→ **Data entries**:
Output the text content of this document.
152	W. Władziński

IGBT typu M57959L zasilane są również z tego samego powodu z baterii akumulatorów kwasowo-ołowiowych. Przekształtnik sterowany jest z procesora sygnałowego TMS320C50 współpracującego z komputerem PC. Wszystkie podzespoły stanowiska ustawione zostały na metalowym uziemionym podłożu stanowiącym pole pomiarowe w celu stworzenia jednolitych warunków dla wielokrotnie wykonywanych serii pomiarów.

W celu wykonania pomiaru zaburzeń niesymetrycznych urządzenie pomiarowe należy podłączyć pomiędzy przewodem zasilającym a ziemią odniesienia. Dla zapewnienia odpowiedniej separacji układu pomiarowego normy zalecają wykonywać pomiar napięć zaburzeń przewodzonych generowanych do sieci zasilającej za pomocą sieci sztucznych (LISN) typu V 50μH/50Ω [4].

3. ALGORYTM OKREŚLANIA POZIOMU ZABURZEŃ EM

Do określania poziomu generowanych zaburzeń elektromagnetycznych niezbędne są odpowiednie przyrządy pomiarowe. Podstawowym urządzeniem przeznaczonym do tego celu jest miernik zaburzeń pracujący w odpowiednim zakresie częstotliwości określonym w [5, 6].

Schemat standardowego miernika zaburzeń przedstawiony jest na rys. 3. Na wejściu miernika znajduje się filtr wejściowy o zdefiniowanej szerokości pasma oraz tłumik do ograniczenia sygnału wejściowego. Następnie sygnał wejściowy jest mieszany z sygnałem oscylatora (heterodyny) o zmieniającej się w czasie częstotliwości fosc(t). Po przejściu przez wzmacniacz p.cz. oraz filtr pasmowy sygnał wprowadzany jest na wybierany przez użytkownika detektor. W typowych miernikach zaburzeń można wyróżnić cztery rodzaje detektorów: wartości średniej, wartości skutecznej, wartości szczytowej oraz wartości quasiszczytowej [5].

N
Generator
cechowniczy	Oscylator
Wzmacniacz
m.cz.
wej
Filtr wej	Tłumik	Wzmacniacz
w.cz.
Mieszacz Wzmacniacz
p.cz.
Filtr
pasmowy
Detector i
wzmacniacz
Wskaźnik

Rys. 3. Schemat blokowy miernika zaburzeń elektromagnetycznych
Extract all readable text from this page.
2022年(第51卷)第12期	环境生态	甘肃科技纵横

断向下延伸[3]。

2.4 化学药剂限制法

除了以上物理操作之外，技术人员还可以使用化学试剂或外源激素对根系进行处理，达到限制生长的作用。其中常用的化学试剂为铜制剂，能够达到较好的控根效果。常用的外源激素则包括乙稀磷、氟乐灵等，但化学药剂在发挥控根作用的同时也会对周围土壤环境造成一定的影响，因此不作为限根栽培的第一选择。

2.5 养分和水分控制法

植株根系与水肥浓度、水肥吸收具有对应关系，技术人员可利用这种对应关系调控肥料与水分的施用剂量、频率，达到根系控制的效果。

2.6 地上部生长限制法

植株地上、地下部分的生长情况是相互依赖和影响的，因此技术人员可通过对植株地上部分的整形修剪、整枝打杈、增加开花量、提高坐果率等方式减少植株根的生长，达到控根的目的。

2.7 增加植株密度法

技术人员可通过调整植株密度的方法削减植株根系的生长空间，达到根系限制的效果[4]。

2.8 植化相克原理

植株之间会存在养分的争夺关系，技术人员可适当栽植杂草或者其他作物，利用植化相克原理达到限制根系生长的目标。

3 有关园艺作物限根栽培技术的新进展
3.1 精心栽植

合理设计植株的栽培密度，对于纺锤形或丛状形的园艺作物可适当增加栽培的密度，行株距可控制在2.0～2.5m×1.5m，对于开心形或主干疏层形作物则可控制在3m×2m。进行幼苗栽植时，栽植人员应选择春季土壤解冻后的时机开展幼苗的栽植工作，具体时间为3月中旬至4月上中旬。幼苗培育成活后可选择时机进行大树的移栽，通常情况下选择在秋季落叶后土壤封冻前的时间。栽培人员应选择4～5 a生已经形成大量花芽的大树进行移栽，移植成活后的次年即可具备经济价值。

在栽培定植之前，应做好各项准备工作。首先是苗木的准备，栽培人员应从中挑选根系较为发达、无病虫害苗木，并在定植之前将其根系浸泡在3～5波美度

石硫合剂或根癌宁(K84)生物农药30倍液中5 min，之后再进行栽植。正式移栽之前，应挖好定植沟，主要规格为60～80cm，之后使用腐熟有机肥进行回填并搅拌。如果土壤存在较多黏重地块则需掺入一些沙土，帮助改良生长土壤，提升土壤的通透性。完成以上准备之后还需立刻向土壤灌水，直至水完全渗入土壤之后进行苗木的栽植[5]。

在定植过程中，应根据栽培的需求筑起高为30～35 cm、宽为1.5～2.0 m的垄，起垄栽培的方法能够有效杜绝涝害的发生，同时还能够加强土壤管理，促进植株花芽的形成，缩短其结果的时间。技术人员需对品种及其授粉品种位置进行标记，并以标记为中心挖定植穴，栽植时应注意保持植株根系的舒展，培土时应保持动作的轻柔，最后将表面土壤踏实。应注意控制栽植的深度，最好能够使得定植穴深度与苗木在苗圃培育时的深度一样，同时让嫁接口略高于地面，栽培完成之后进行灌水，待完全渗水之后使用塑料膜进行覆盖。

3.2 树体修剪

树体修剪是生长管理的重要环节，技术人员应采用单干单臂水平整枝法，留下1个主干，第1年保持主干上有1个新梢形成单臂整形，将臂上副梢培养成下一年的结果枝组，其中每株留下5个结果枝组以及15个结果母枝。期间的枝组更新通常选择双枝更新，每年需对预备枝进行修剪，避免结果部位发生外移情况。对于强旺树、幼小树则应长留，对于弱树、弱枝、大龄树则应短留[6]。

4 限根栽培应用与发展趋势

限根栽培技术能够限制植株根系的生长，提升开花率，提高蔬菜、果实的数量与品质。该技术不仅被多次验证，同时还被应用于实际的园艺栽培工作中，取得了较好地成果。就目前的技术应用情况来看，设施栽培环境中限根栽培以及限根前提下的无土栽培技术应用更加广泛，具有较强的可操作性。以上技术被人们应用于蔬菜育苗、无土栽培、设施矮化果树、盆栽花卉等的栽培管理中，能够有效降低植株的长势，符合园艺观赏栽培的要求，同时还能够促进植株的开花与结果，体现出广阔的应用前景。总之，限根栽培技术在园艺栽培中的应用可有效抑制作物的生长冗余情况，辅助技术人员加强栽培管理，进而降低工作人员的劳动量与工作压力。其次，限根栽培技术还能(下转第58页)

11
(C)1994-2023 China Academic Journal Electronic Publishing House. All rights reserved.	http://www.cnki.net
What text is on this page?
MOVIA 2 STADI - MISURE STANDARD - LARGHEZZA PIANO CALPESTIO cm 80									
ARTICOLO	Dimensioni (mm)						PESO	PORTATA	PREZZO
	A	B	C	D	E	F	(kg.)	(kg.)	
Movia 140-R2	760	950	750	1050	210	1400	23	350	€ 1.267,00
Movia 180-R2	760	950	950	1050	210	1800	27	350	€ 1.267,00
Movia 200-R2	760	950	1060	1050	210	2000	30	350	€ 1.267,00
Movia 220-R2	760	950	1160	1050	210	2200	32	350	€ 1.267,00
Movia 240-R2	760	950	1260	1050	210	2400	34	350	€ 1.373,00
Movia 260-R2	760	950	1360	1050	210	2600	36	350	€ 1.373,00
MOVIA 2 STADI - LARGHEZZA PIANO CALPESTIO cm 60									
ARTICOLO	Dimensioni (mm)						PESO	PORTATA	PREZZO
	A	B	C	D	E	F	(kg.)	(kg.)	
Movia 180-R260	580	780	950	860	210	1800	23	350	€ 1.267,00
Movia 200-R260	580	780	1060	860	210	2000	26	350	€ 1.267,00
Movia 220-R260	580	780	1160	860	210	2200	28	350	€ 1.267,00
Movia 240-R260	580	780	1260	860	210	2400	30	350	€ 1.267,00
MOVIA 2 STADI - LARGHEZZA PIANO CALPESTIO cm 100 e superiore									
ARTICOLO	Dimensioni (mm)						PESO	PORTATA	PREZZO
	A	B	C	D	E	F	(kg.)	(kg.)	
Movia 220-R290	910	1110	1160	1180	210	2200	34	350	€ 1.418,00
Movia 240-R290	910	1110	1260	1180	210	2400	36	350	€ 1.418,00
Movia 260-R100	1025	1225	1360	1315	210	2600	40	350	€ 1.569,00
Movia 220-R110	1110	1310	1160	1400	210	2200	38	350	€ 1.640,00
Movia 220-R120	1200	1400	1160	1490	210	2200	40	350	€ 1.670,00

→ **What you will do**: Find all lines where the word "text" appears. Copy them.

→ **Solution for this exercise**:
Output the text content of this document.
Extract all readable text from this page.
What text is on this page?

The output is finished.